Aim of the task: Would you restate all the data that follows, word for word?

Given data:
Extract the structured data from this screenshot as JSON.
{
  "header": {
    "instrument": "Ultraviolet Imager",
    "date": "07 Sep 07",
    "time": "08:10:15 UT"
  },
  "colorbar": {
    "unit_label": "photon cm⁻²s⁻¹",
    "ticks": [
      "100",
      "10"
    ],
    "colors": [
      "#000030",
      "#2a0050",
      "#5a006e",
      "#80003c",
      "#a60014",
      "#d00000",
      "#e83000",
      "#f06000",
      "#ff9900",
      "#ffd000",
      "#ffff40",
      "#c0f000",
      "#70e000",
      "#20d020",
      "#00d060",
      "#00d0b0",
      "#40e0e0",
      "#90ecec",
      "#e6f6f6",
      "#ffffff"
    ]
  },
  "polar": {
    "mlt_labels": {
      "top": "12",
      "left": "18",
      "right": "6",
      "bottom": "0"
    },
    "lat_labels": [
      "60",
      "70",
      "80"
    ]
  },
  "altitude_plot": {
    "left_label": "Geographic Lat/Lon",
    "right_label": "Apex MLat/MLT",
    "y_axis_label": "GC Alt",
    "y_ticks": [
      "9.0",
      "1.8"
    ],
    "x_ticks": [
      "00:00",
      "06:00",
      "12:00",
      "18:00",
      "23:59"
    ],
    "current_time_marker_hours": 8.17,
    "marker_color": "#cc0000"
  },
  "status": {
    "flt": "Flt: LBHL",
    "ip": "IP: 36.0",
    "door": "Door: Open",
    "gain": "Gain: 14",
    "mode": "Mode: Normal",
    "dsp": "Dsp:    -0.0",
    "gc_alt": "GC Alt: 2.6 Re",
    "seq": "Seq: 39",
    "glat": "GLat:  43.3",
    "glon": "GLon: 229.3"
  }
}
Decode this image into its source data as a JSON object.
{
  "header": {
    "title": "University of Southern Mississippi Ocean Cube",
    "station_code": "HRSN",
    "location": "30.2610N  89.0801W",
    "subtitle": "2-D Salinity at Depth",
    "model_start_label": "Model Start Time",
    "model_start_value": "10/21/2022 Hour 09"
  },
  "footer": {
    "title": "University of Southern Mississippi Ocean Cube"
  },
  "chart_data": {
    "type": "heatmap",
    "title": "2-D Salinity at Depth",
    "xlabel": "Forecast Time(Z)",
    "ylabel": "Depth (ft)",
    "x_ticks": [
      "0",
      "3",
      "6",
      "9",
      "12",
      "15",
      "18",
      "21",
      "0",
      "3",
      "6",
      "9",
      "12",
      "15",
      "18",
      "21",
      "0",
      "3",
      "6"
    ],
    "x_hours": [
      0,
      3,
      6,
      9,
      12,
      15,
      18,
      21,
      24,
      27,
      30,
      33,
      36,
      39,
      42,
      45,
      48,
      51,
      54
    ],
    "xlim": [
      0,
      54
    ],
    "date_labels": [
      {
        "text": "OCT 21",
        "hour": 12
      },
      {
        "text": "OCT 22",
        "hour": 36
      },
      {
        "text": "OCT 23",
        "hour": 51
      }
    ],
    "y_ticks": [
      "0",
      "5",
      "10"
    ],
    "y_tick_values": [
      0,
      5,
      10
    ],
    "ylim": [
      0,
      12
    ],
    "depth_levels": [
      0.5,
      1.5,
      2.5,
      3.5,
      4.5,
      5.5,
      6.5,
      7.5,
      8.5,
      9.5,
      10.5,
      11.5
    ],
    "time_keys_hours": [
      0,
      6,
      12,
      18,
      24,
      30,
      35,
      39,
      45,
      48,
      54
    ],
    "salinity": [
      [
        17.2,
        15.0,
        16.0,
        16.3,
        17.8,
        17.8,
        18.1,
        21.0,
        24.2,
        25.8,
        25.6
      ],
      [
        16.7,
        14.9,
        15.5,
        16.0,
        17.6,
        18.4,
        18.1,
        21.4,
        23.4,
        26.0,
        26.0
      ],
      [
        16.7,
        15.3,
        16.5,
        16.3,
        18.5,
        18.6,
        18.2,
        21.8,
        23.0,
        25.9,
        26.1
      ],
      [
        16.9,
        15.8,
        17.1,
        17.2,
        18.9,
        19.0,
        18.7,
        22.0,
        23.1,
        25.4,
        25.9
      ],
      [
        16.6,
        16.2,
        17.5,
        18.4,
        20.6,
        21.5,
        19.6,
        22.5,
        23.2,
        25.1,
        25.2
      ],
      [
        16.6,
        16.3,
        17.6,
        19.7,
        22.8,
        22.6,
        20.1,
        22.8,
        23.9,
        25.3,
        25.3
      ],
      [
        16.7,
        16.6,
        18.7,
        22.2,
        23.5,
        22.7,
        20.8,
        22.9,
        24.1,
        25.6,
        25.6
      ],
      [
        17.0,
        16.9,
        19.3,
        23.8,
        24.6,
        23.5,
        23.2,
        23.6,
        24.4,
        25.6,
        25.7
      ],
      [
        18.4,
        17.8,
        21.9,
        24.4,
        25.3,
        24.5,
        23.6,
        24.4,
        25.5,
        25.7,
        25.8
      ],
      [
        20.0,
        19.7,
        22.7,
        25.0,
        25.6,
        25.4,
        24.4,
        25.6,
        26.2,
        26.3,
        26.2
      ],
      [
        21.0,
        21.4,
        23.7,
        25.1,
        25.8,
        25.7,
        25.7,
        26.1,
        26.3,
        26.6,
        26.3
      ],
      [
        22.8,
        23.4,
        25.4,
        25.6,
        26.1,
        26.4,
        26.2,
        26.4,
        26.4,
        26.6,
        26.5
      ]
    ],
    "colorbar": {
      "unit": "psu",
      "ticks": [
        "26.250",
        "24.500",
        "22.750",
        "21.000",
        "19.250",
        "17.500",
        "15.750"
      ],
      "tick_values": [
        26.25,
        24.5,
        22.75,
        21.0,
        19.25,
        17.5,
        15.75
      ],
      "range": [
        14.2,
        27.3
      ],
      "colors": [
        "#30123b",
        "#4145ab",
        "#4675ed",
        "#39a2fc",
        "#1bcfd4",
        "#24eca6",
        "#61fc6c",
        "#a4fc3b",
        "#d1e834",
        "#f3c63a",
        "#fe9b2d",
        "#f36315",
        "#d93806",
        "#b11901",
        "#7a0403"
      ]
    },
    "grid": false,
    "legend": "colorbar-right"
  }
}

Final result:
Extract the structured data from this screenshot as JSON.
{
  "header": {
    "instrument": "Ultraviolet Imager",
    "date": "07 Sep 07",
    "time": "08:10:15 UT"
  },
  "colorbar": {
    "unit_label": "photon cm⁻²s⁻¹",
    "ticks": [
      "100",
      "10"
    ],
    "colors": [
      "#000030",
      "#2a0050",
      "#5a006e",
      "#80003c",
      "#a60014",
      "#d00000",
      "#e83000",
      "#f06000",
      "#ff9900",
      "#ffd000",
      "#ffff40",
      "#c0f000",
      "#70e000",
      "#20d020",
      "#00d060",
      "#00d0b0",
      "#40e0e0",
      "#90ecec",
      "#e6f6f6",
      "#ffffff"
    ]
  },
  "polar": {
    "mlt_labels": {
      "top": "12",
      "left": "18",
      "right": "6",
      "bottom": "0"
    },
    "lat_labels": [
      "60",
      "70",
      "80"
    ]
  },
  "altitude_plot": {
    "left_label": "Geographic Lat/Lon",
    "right_label": "Apex MLat/MLT",
    "y_axis_label": "GC Alt",
    "y_ticks": [
      "9.0",
      "1.8"
    ],
    "x_ticks": [
      "00:00",
      "06:00",
      "12:00",
      "18:00",
      "23:59"
    ],
    "current_time_marker_hours": 8.17,
    "marker_color": "#cc0000"
  },
  "status": {
    "flt": "Flt: LBHL",
    "ip": "IP: 36.0",
    "door": "Door: Open",
    "gain": "Gain: 14",
    "mode": "Mode: Normal",
    "dsp": "Dsp:    -0.0",
    "gc_alt": "GC Alt: 2.6 Re",
    "seq": "Seq: 39",
    "glat": "GLat:  43.3",
    "glon": "GLon: 229.3"
  }
}
Decode this image into its source data as a JSON object.
{
  "header": {
    "title": "University of Southern Mississippi Ocean Cube",
    "station_code": "HRSN",
    "location": "30.2610N  89.0801W",
    "subtitle": "2-D Salinity at Depth",
    "model_start_label": "Model Start Time",
    "model_start_value": "10/21/2022 Hour 09"
  },
  "footer": {
    "title": "University of Southern Mississippi Ocean Cube"
  },
  "chart_data": {
    "type": "heatmap",
    "title": "2-D Salinity at Depth",
    "xlabel": "Forecast Time(Z)",
    "ylabel": "Depth (ft)",
    "x_ticks": [
      "0",
      "3",
      "6",
      "9",
      "12",
      "15",
      "18",
      "21",
      "0",
      "3",
      "6",
      "9",
      "12",
      "15",
      "18",
      "21",
      "0",
      "3",
      "6"
    ],
    "x_hours": [
      0,
      3,
      6,
      9,
      12,
      15,
      18,
      21,
      24,
      27,
      30,
      33,
      36,
      39,
      42,
      45,
      48,
      51,
      54
    ],
    "xlim": [
      0,
      54
    ],
    "date_labels": [
      {
        "text": "OCT 21",
        "hour": 12
      },
      {
        "text": "OCT 22",
        "hour": 36
      },
      {
        "text": "OCT 23",
        "hour": 51
      }
    ],
    "y_ticks": [
      "0",
      "5",
      "10"
    ],
    "y_tick_values": [
      0,
      5,
      10
    ],
    "ylim": [
      0,
      12
    ],
    "depth_levels": [
      0.5,
      1.5,
      2.5,
      3.5,
      4.5,
      5.5,
      6.5,
      7.5,
      8.5,
      9.5,
      10.5,
      11.5
    ],
    "time_keys_hours": [
      0,
      6,
      12,
      18,
      24,
      30,
      35,
      39,
      45,
      48,
      54
    ],
    "salinity": [
      [
        17.2,
        15.0,
        16.0,
        16.3,
        17.8,
        17.8,
        18.1,
        21.0,
        24.2,
        25.8,
        25.6
      ],
      [
        16.7,
        14.9,
        15.5,
        16.0,
        17.6,
        18.4,
        18.1,
        21.4,
        23.4,
        26.0,
        26.0
      ],
      [
        16.7,
        15.3,
        16.5,
        16.3,
        18.5,
        18.6,
        18.2,
        21.8,
        23.0,
        25.9,
        26.1
      ],
      [
        16.9,
        15.8,
        17.1,
        17.2,
        18.9,
        19.0,
        18.7,
        22.0,
        23.1,
        25.4,
        25.9
      ],
      [
        16.6,
        16.2,
        17.5,
        18.4,
        20.6,
        21.5,
        19.6,
        22.5,
        23.2,
        25.1,
        25.2
      ],
      [
        16.6,
        16.3,
        17.6,
        19.7,
        22.8,
        22.6,
        20.1,
        22.8,
        23.9,
        25.3,
        25.3
      ],
      [
        16.7,
        16.6,
        18.7,
        22.2,
        23.5,
        22.7,
        20.8,
        22.9,
        24.1,
        25.6,
        25.6
      ],
      [
        17.0,
        16.9,
        19.3,
        23.8,
        24.6,
        23.5,
        23.2,
        23.6,
        24.4,
        25.6,
        25.7
      ],
      [
        18.4,
        17.8,
        21.9,
        24.4,
        25.3,
        24.5,
        23.6,
        24.4,
        25.5,
        25.7,
        25.8
      ],
      [
        20.0,
        19.7,
        22.7,
        25.0,
        25.6,
        25.4,
        24.4,
        25.6,
        26.2,
        26.3,
        26.2
      ],
      [
        21.0,
        21.4,
        23.7,
        25.1,
        25.8,
        25.7,
        25.7,
        26.1,
        26.3,
        26.6,
        26.3
      ],
      [
        22.8,
        23.4,
        25.4,
        25.6,
        26.1,
        26.4,
        26.2,
        26.4,
        26.4,
        26.6,
        26.5
      ]
    ],
    "colorbar": {
      "unit": "psu",
      "ticks": [
        "26.250",
        "24.500",
        "22.750",
        "21.000",
        "19.250",
        "17.500",
        "15.750"
      ],
      "tick_values": [
        26.25,
        24.5,
        22.75,
        21.0,
        19.25,
        17.5,
        15.75
      ],
      "range": [
        14.2,
        27.3
      ],
      "colors": [
        "#30123b",
        "#4145ab",
        "#4675ed",
        "#39a2fc",
        "#1bcfd4",
        "#24eca6",
        "#61fc6c",
        "#a4fc3b",
        "#d1e834",
        "#f3c63a",
        "#fe9b2d",
        "#f36315",
        "#d93806",
        "#b11901",
        "#7a0403"
      ]
    },
    "grid": false,
    "legend": "colorbar-right"
  }
}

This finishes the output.